**Challenge:** Write out, word for word, the stretch of the article below on the Long Range Desert Group between "It could have" and "was Ralph Bagnold.", inclusive.

In temperatures up to 50 degrees Celsius, with the ferocious Qibli wind sand-blasting exposed skin with burning hot grains, three ragtag patrols of unwashed, unshaven warriors in bizarrely adapted trucks pushed hundreds of miles behind enemy lines. When the wind finally eased, the men were deep in an uncharted part of the Libyan desert where the Italians would not believe any foe could reach, let alone operate.
They quickly attacked two unoccupied enemy airstrips, destroying equipment and fuel dumps, before they came across two enemy six-ton lorries making their fortnightly supply run south to the Italian garrison at Kufra. A single burst from a British Lewis gun – the very first shots the unit had fired in combat – was enough to bring the shocked Italians to a halt. The piratical patrol had just captured its first booty: two Italian soldiers, five Arabs, a goat and 2,500 gallons of petrol, plus a treasure trove of intelligence in the bag of official mail.
It could have been a classic early attack by the Rogue Heroes of the Special Air Service, but this was North Africa in September 1940, nearly a year before the famed SAS first came to be. Before there was the SAS there were the extraordinary men of the Long Range Desert Group (LRDG). And before there was David Stirling, or Paddy Mayne, of SAS fame, there was Ralph Bagnold.
Don't worry if you've never heard of him, you're not alone. Bagnold hated publicity as much as he loved the deserts of North Africa, but he and his fellow adventurers were the forerunners of the SAS, honing skills that virtually all Special Forces still use today. Now, using his own decade of experience in the Special Boat Service (SBS) – walking in their footsteps and driving in their tyre tracks – Steve Titch Cormack has told the history of Ralph Bagnold and the LRDG in a thrilling new book, SAS 101.
Ex-SBS Operator Titch Cormack Tells Story of LRDG
Much has changed in the many years that separate the LRDG from the present-day SAS and SBS, but much also remains the same, Titch explains. If equipment and weaponry are more sophisticated, they still teach new members the same techniques of desert driving that the LRDG invented, developed and perfected. The deep-penetration, behind-the-lines operations that they pioneered – including covert intelligence gathering, pathfinding for conventional forces and lightning strikes on vital targets – remain the template for Special Forces operations.

**Given data:**
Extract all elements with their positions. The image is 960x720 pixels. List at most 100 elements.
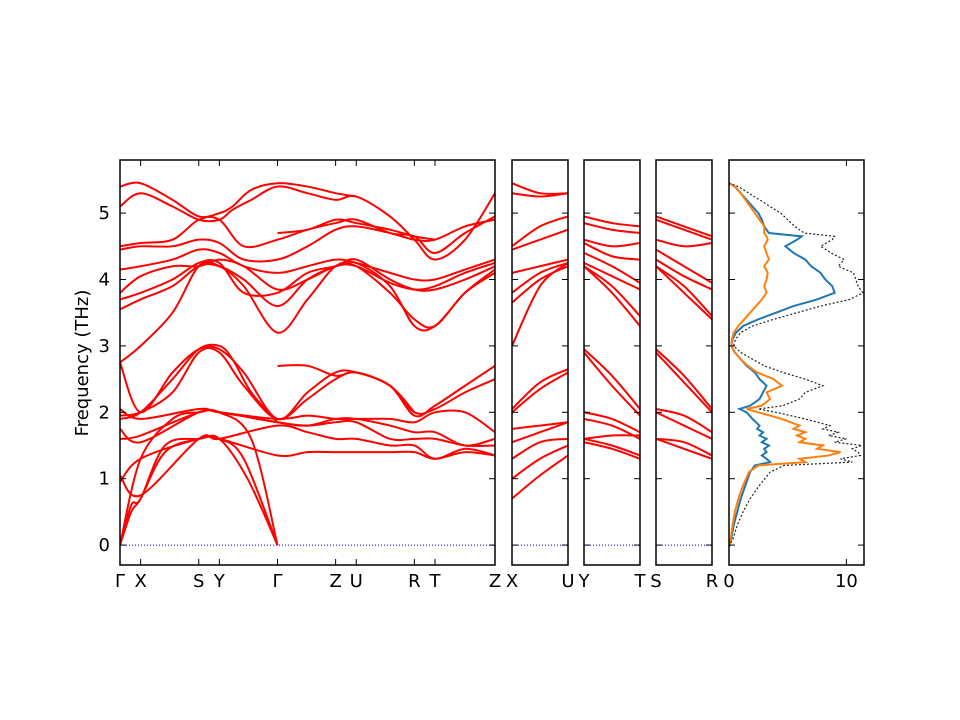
high-symmetry-label: S xyxy=(650,571,661,592)
high-symmetry-label: X xyxy=(506,571,518,592)
dos-curve-1 xyxy=(729,182,836,547)
phonon-band-8 xyxy=(584,265,640,327)
phonon-band-11 xyxy=(512,258,568,274)
phonon-band-5 xyxy=(120,424,495,498)
high-symmetry-label: R xyxy=(408,571,421,592)
phonon-band-12 xyxy=(584,242,640,261)
phonon-band-17 xyxy=(120,248,495,282)
phonon-band-5 xyxy=(584,411,640,434)
band-panel-frame xyxy=(511,159,569,566)
phonon-band-2 xyxy=(584,437,640,457)
phonon-band-10 xyxy=(512,261,568,294)
dos-x-tick-label: 0 xyxy=(723,571,734,592)
phonon-band-7 xyxy=(120,408,495,447)
phonon-band-19 xyxy=(120,215,495,254)
phonon-band-2 xyxy=(512,444,568,480)
phonon-band-13 xyxy=(120,260,495,364)
phonon-band-11 xyxy=(120,343,279,423)
band-panel-frame xyxy=(119,159,496,566)
high-symmetry-label: T xyxy=(429,571,442,592)
high-symmetry-label: Z xyxy=(489,571,501,592)
phonon-band-5 xyxy=(656,351,712,413)
phonon-band-4 xyxy=(656,408,712,434)
phonon-band-12 xyxy=(512,228,568,251)
high-symmetry-label: U xyxy=(561,571,574,592)
phonon-band-1 xyxy=(656,437,712,460)
dos-x-tick-label: 10 xyxy=(835,571,858,592)
dos-panel-layer: 0 10 xyxy=(723,159,865,592)
dos-panel-frame xyxy=(728,159,865,566)
high-symmetry-label: U xyxy=(350,571,363,592)
phonon-band-10 xyxy=(584,262,640,291)
phonon-band-20 xyxy=(120,185,495,261)
phonon-band-18 xyxy=(120,218,495,263)
y-tick-label: 1 xyxy=(99,469,110,490)
high-symmetry-label: Y xyxy=(578,571,591,592)
high-symmetry-label: Γ xyxy=(115,571,125,592)
phonon-band-3 xyxy=(584,434,640,440)
phonon-band-2 xyxy=(656,437,712,457)
phonon-band-7 xyxy=(512,368,568,410)
phonon-band-7 xyxy=(656,265,712,321)
phonon-band-7 xyxy=(584,348,640,410)
band-curves xyxy=(656,215,712,460)
y-tick-label: 2 xyxy=(99,402,110,423)
phonon-band-6 xyxy=(512,371,568,414)
phonon-band-14 xyxy=(584,222,640,235)
band-panel-frame xyxy=(583,159,641,566)
phonon-band-1 xyxy=(512,454,568,500)
phonon-band-21 xyxy=(120,181,357,219)
phonon-band-4 xyxy=(512,421,568,444)
phonon-band-12 xyxy=(277,364,416,413)
phonon-band-9 xyxy=(512,265,568,304)
phonon-band-8 xyxy=(512,262,568,347)
phonon-band-15 xyxy=(584,215,640,228)
band-panel-frame xyxy=(655,159,713,566)
dos-curve-3 xyxy=(729,182,864,547)
phonon-band-15 xyxy=(120,258,495,301)
band-curves xyxy=(120,181,495,546)
phonon-band-6 xyxy=(584,351,640,417)
band-curves xyxy=(584,215,640,460)
phonon-band-15 xyxy=(512,182,568,195)
phonon-band-10 xyxy=(120,345,495,421)
phonon-band-22 xyxy=(277,218,436,241)
phonon-band-1 xyxy=(584,441,640,460)
high-symmetry-label: Γ xyxy=(272,571,282,592)
phonon-band-8 xyxy=(120,407,495,434)
dos-curves xyxy=(729,182,864,547)
phonon-band-11 xyxy=(656,238,712,248)
y-tick-label: 5 xyxy=(99,203,110,224)
high-symmetry-label: S xyxy=(193,571,204,592)
phonon-band-3 xyxy=(656,411,712,440)
high-symmetry-label: R xyxy=(706,571,719,592)
high-symmetry-label: Y xyxy=(213,571,226,592)
phonon-band-12 xyxy=(656,218,712,241)
phonon-band-13 xyxy=(512,215,568,248)
phonon-band-13 xyxy=(584,238,640,248)
high-symmetry-label: Z xyxy=(329,571,341,592)
phonon-band-8 xyxy=(656,265,712,317)
phonon-band-16 xyxy=(120,258,495,294)
y-tick-label: 0 xyxy=(99,535,110,556)
phonon-band-9 xyxy=(656,258,712,291)
phonon-band-9 xyxy=(120,346,495,420)
dos-curve-2 xyxy=(729,182,841,547)
y-tick-label: 4 xyxy=(99,270,110,291)
y-axis-title: Frequency (THz) xyxy=(72,290,93,437)
phonon-band-4 xyxy=(584,417,640,440)
high-symmetry-label: T xyxy=(634,571,647,592)
high-symmetry-label: X xyxy=(134,571,146,592)
band-curves xyxy=(512,182,568,500)
phonon-band-2 xyxy=(120,434,279,546)
phonon-band-13 xyxy=(656,215,712,238)
phonon-band-3 xyxy=(512,437,568,460)
phonon-band-9 xyxy=(584,265,640,317)
phonon-band-11 xyxy=(584,252,640,284)
phonon-band-5 xyxy=(512,421,568,430)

**Task output:**
It could have been a classic early attack by the Rogue Heroes of the Special Air Service, but this was North Africa in September 1940, nearly a year before the famed SAS first came to be. Before there was the SAS there were the extraordinary men of the Long Range Desert Group (LRDG). And before there was David Stirling, or Paddy Mayne, of SAS fame, there was Ralph Bagnold.